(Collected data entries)
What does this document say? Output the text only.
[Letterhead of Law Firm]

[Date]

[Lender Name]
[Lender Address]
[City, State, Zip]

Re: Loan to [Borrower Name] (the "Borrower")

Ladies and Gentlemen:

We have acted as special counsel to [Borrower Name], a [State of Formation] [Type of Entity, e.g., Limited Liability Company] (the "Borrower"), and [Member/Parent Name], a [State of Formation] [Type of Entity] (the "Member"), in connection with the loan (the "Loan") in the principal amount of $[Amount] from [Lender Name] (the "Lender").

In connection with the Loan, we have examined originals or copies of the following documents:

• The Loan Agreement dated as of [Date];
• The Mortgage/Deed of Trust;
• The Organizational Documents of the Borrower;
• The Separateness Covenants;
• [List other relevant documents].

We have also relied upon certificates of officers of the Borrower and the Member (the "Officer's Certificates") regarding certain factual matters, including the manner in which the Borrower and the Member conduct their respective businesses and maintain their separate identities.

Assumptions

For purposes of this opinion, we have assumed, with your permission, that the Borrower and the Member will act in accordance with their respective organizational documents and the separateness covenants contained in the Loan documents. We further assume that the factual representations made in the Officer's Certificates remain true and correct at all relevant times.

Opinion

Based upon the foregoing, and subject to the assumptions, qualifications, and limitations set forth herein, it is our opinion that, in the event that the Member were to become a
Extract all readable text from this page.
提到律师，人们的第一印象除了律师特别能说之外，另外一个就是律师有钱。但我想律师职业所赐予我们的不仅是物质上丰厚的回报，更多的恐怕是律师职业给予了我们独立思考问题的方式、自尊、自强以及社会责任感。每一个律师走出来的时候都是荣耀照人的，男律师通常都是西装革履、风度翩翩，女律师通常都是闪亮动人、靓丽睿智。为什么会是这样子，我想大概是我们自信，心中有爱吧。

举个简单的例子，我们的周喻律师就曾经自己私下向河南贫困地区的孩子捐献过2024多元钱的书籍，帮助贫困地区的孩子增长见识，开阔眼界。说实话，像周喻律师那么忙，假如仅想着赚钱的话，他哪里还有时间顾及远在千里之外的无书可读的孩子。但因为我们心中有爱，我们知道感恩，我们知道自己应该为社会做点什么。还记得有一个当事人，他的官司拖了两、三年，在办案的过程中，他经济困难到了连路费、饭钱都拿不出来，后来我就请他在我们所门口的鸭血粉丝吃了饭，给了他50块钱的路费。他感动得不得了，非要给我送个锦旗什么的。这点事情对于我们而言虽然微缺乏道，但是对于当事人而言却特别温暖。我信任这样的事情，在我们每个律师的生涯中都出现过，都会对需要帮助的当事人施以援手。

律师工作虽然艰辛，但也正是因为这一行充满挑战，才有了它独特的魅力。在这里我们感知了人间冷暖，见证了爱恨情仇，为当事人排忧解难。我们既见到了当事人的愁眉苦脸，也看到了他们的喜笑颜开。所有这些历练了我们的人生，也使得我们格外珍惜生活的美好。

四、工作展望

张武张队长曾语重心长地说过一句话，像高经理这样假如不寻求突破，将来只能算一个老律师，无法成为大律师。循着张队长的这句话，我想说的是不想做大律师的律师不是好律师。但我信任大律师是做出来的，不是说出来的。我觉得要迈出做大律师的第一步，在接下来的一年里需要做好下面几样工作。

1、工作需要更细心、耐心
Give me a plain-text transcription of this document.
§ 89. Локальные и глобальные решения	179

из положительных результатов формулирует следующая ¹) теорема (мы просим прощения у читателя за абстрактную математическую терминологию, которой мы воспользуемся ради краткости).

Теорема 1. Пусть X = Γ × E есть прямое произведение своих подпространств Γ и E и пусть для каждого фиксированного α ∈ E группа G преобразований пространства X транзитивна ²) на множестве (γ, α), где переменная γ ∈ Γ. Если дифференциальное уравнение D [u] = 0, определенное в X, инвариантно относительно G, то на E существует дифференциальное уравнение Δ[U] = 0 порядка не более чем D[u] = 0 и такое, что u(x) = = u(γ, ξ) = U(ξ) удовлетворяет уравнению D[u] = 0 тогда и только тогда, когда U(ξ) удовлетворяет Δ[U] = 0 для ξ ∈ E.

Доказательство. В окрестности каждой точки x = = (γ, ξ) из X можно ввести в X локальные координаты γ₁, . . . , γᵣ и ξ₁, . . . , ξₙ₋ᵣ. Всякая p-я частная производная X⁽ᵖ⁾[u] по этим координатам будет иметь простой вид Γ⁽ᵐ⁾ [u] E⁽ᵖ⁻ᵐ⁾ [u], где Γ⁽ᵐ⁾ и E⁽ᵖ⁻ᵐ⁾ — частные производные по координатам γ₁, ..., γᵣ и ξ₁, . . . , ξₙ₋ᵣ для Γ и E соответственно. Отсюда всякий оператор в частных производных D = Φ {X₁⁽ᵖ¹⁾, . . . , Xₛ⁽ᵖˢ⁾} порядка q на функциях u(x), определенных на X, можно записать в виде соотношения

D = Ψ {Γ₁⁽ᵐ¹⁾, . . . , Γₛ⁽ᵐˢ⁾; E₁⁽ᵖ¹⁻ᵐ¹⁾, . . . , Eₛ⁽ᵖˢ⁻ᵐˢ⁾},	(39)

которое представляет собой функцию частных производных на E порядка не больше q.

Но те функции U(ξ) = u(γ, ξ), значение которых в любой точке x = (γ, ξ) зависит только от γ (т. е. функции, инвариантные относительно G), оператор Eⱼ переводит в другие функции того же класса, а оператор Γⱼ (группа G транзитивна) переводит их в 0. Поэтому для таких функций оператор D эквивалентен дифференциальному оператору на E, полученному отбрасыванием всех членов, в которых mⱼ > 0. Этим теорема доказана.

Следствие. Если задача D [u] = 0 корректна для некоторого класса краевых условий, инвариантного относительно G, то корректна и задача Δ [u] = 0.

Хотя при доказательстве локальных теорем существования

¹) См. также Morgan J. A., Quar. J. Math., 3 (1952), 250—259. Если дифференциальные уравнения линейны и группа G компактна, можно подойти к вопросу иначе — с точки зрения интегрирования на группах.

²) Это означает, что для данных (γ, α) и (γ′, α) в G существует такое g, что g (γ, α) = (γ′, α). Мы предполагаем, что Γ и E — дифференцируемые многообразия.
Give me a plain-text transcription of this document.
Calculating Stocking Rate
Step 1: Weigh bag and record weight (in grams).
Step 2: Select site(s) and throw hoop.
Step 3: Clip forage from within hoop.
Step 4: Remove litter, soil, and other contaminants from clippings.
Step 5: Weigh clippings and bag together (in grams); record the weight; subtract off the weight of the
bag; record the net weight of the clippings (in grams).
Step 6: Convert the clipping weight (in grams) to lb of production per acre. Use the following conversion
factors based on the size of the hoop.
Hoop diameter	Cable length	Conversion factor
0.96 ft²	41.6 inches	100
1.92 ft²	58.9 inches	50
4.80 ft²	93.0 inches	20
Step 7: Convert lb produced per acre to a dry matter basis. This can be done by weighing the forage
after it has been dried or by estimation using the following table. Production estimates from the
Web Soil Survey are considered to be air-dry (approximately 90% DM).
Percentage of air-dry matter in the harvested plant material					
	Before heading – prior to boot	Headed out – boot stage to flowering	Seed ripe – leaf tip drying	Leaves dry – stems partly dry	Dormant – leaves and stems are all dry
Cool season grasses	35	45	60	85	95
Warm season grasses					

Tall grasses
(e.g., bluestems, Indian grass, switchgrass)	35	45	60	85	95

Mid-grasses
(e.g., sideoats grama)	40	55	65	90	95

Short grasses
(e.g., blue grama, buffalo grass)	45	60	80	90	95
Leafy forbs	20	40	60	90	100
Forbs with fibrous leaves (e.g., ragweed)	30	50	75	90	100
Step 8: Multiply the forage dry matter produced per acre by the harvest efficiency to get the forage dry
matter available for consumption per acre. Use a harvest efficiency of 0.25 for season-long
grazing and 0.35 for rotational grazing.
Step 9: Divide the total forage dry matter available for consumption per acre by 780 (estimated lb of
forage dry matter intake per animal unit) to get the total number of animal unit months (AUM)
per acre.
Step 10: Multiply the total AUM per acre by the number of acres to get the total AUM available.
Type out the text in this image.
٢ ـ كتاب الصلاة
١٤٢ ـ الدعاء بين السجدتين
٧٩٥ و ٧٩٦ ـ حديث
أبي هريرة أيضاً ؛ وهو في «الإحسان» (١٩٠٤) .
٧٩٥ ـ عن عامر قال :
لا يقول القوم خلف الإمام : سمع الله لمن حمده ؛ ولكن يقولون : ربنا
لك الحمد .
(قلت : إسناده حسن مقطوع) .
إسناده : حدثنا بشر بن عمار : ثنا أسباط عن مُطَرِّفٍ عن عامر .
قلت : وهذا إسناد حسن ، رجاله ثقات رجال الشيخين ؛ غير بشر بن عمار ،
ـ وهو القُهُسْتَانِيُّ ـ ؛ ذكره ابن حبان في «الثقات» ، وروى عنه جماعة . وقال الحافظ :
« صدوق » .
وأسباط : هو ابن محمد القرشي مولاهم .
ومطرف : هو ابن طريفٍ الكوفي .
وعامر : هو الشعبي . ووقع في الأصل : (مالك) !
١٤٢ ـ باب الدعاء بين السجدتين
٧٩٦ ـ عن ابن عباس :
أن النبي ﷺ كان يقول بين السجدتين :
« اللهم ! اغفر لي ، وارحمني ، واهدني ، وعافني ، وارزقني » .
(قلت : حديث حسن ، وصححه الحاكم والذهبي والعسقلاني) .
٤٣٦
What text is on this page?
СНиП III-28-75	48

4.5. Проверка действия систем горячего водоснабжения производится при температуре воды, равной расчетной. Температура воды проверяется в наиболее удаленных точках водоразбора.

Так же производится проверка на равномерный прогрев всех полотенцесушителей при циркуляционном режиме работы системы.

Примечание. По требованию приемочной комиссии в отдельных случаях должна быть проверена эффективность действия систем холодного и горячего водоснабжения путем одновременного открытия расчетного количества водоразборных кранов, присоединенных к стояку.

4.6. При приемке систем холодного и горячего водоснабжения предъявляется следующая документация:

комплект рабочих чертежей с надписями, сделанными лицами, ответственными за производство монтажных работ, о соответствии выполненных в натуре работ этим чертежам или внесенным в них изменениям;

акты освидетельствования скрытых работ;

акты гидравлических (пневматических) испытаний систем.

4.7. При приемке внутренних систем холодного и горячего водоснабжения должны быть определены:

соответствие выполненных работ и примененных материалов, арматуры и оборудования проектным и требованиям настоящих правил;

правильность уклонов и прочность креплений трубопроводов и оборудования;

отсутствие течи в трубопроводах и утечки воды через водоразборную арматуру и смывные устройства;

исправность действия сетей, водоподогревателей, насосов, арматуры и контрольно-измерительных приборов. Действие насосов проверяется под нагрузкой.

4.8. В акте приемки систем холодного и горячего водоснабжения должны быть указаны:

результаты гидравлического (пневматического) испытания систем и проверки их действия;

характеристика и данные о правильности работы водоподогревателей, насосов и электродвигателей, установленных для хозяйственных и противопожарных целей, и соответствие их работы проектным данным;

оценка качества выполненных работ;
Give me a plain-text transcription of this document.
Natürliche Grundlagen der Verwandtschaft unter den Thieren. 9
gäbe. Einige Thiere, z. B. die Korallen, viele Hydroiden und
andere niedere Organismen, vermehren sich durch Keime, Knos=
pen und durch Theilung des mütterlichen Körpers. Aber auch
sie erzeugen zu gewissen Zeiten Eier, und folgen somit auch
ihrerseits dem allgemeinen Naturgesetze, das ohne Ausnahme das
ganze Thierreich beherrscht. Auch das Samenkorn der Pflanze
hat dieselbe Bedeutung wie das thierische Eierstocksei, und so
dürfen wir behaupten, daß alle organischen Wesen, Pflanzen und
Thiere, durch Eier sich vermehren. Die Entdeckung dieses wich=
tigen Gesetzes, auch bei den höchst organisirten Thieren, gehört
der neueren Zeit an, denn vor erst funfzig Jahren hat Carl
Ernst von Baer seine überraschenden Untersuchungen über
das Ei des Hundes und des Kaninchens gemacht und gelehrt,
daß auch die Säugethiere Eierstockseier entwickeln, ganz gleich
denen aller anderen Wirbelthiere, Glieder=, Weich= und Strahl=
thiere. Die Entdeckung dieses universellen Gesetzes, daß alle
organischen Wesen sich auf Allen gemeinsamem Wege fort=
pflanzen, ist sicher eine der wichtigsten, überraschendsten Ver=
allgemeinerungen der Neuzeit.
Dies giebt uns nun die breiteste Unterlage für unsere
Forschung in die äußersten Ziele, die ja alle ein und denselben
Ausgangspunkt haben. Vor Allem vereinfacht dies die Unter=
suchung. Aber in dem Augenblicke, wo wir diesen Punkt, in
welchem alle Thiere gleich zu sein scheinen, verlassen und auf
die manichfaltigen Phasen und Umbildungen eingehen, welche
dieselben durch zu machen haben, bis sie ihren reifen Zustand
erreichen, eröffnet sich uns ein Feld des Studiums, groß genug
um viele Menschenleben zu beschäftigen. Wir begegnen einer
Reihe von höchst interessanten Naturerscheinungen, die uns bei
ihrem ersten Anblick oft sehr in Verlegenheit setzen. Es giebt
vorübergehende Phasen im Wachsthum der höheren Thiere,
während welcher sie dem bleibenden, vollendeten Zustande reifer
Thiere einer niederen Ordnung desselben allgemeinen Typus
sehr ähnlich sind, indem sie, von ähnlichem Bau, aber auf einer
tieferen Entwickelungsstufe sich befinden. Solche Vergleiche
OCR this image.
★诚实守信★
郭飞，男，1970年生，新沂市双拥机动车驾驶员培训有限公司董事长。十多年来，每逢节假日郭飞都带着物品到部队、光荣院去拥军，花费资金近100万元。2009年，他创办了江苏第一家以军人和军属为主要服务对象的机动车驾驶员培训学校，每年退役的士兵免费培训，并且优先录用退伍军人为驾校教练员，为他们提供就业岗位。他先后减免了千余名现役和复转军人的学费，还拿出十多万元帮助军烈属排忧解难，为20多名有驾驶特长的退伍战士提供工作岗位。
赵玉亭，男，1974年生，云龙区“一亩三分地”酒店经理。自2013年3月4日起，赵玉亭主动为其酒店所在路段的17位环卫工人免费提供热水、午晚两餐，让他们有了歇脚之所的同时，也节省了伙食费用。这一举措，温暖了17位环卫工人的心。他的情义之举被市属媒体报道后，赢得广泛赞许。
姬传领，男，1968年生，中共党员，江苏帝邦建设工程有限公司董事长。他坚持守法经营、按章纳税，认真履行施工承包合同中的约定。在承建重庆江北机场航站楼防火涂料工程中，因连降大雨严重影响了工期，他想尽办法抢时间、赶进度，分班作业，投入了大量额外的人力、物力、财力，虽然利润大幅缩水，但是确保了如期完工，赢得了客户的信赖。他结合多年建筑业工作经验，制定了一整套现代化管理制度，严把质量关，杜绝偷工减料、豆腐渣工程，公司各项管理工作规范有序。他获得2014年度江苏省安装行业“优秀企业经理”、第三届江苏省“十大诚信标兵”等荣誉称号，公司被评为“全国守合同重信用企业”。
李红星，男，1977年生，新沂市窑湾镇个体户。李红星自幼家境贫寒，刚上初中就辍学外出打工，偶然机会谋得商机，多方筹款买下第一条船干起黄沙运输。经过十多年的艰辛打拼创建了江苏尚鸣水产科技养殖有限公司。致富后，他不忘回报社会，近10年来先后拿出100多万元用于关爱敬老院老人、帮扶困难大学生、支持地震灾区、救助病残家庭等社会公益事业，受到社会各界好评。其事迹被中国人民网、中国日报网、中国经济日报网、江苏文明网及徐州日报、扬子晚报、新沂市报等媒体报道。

#### Written request
From the entries above, list each line with "проектным" in it.

#### Task result
соответствие выполненных работ и примененных материалов, арматуры и оборудования проектным и требованиям настоящих правил;
характеристика и данные о правильности работы водоподогревателей, насосов и электродвигателей, установленных для хозяйственных и противопожарных целей, и соответствие их работы проектным данным;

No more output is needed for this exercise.